**Excerpted records**

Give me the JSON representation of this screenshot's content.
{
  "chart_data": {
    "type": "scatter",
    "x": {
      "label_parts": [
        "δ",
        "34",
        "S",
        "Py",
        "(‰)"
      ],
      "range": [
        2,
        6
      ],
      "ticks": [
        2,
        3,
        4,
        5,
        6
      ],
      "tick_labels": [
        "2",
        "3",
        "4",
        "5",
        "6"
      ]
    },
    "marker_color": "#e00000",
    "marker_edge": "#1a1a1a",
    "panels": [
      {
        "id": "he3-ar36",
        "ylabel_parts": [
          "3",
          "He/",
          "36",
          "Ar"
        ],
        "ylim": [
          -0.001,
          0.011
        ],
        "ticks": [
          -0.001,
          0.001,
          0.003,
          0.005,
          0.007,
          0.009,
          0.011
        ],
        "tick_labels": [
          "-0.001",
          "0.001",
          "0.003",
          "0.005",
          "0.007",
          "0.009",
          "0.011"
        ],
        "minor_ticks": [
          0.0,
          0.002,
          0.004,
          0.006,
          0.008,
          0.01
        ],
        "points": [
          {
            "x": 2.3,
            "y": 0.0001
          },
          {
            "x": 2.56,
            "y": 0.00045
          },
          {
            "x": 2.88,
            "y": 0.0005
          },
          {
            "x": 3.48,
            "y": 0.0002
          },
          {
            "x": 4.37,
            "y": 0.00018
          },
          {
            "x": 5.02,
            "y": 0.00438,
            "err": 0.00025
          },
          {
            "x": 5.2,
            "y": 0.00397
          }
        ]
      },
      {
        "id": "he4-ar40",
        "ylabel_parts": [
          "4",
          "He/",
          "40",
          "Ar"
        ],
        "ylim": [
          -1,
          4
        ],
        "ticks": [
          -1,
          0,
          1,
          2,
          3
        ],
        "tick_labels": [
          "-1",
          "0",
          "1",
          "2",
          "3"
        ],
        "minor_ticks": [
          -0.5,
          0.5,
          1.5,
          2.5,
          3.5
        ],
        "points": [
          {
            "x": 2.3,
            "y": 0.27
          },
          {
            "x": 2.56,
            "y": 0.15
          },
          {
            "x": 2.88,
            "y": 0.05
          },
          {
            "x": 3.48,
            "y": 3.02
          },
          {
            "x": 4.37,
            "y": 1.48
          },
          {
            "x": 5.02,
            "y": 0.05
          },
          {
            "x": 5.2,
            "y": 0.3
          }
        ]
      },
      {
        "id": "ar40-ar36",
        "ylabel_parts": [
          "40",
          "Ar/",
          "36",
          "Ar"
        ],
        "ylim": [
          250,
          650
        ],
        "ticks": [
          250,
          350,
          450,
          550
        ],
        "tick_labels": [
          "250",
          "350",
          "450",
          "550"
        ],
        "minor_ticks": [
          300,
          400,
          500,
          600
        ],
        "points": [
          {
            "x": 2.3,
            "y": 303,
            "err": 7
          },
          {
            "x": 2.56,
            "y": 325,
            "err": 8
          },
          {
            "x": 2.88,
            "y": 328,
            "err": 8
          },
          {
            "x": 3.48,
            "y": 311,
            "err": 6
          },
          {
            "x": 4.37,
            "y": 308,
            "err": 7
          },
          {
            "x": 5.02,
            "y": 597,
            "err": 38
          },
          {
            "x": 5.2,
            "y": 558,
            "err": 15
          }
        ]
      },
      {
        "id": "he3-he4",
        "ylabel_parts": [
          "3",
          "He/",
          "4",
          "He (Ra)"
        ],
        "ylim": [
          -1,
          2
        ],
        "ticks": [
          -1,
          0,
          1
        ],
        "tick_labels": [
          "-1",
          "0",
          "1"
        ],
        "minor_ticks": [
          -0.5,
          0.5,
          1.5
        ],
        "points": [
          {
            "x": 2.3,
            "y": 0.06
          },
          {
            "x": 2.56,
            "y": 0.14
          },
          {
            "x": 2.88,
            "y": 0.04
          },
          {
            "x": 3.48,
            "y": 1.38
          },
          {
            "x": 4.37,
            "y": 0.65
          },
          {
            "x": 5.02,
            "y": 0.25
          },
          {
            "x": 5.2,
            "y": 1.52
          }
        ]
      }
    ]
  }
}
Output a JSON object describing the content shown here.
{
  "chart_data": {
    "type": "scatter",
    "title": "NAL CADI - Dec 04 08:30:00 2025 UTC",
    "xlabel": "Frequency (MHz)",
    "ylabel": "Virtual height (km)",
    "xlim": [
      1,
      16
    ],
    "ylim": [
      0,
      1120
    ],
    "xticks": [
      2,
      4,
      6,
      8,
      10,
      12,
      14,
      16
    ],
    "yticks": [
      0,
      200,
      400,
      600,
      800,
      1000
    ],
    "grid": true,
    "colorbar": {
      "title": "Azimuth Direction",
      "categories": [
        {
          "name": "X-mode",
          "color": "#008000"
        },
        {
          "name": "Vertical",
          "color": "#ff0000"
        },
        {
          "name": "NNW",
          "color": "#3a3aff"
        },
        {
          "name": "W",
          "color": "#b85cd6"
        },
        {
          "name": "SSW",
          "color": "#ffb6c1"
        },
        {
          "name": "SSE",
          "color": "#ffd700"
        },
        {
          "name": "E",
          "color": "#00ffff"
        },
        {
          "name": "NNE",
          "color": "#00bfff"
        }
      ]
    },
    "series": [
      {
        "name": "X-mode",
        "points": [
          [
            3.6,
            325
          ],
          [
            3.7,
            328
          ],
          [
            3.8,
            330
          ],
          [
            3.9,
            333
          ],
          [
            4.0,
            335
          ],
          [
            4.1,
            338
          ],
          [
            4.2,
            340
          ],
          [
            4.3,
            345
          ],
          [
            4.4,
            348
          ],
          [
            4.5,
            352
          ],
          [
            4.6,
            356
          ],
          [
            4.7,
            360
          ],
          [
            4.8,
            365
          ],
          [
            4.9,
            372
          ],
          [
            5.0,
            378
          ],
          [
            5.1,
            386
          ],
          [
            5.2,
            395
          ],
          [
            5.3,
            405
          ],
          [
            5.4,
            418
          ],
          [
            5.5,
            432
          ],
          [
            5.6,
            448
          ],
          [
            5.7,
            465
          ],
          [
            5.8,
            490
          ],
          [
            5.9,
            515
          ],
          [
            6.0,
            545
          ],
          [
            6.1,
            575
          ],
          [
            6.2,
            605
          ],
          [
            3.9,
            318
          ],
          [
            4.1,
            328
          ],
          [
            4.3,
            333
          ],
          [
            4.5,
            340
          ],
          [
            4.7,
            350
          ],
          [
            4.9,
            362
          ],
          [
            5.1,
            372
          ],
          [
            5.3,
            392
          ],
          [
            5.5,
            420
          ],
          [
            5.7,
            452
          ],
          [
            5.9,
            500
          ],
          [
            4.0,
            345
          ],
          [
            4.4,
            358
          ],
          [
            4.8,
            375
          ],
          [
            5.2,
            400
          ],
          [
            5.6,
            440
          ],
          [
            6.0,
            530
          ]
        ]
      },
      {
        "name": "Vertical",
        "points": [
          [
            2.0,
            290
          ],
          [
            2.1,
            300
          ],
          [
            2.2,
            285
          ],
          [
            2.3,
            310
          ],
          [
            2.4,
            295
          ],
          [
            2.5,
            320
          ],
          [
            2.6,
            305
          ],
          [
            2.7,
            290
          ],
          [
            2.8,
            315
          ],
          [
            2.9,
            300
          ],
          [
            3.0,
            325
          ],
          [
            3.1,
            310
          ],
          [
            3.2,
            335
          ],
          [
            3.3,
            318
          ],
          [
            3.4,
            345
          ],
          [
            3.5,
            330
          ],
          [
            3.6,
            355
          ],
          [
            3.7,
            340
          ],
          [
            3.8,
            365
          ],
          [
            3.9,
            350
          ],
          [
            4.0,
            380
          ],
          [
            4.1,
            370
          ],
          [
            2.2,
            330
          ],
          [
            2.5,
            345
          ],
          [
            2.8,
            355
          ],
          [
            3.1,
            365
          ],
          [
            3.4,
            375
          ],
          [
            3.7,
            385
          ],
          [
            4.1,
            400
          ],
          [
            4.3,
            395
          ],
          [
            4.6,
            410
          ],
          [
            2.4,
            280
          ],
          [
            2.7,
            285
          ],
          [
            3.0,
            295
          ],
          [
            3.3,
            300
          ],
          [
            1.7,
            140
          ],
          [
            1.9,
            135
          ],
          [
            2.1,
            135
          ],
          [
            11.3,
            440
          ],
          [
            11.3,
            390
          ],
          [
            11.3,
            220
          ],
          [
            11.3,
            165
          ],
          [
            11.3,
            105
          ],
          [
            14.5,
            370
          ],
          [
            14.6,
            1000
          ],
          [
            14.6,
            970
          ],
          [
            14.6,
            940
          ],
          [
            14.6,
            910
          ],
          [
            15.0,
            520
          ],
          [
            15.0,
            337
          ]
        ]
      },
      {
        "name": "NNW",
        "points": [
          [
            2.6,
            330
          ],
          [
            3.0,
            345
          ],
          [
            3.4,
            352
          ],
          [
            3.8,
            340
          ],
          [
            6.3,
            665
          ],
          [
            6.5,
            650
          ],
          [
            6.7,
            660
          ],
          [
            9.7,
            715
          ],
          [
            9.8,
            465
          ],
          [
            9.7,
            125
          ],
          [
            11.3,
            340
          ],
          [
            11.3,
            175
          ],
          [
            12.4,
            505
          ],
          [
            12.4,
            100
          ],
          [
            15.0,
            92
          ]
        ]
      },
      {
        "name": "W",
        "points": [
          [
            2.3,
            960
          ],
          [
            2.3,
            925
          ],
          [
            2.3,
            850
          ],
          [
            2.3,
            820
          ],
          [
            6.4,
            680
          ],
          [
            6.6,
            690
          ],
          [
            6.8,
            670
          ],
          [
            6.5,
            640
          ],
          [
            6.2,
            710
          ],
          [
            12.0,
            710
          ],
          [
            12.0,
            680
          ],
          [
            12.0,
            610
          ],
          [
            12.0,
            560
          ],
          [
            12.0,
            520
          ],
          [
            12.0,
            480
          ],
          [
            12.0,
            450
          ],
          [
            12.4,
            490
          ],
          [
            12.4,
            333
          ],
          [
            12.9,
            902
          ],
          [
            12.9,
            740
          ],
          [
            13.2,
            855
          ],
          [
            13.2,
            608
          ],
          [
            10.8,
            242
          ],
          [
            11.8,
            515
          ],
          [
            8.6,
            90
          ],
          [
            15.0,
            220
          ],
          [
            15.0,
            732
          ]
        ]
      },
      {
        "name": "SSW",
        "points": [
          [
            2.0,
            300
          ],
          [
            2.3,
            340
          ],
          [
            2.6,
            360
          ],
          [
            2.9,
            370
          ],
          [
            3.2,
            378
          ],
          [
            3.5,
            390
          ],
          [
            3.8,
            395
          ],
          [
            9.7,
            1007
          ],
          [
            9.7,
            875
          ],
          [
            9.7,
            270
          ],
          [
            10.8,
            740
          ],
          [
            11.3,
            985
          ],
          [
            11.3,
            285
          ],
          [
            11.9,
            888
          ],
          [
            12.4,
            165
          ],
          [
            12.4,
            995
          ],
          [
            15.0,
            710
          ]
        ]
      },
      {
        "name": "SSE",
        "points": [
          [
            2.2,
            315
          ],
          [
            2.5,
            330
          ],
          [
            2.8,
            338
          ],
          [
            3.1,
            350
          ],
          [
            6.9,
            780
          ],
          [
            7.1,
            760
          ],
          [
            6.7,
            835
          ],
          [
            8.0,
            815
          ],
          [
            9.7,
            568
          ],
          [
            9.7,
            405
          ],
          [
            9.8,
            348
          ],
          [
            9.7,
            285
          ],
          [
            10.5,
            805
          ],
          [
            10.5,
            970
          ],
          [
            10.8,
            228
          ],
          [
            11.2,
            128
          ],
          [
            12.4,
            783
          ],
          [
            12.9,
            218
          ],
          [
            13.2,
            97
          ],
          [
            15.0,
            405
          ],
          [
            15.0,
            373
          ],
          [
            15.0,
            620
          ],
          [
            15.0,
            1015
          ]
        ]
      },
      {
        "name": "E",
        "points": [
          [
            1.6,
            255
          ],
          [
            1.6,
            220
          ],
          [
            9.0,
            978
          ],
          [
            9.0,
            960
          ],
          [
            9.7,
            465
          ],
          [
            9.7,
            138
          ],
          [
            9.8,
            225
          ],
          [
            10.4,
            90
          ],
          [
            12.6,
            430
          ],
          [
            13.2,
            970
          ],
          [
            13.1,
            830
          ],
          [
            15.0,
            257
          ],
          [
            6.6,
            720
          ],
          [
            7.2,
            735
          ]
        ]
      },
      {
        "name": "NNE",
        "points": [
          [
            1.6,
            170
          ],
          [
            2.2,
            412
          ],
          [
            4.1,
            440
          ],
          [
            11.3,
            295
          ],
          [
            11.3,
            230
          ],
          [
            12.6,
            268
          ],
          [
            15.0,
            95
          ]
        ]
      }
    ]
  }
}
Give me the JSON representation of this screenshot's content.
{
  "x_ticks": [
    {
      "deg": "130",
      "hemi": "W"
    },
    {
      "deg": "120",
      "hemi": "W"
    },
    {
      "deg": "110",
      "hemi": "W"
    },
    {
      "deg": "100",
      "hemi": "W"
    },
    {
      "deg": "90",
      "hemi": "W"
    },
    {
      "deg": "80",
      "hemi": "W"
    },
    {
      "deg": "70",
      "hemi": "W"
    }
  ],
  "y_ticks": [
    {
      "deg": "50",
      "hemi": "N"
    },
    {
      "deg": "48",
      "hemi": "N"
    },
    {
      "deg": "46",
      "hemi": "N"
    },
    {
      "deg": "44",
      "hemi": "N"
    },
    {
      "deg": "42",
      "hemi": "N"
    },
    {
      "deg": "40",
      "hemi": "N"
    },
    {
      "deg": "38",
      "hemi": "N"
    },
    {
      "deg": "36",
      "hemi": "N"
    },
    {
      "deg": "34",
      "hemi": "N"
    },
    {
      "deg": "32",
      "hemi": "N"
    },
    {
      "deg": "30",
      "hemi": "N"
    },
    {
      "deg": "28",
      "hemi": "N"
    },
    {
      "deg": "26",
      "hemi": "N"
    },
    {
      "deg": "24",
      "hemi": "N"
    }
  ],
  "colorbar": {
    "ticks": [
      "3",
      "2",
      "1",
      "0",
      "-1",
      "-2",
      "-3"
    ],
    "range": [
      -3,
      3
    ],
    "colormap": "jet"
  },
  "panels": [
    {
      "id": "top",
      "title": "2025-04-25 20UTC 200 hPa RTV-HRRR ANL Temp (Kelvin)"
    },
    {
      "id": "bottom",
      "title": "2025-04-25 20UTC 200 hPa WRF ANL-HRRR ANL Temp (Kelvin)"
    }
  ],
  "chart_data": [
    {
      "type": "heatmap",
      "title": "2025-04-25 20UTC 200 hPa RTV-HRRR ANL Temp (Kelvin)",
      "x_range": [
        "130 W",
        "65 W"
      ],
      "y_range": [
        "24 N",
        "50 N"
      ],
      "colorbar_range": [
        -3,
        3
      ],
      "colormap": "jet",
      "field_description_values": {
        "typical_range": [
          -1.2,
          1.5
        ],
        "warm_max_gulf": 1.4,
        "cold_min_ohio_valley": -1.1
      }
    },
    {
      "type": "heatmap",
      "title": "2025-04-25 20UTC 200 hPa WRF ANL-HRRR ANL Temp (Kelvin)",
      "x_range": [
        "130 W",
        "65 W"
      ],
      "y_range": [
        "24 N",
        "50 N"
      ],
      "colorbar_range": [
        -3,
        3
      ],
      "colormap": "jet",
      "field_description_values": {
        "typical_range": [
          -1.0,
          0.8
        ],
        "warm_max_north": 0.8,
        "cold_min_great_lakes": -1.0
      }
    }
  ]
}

**Problem to work on**
Reply with one number only: how many lines of the listing hold "Temp"?

**Output of the exercise**
4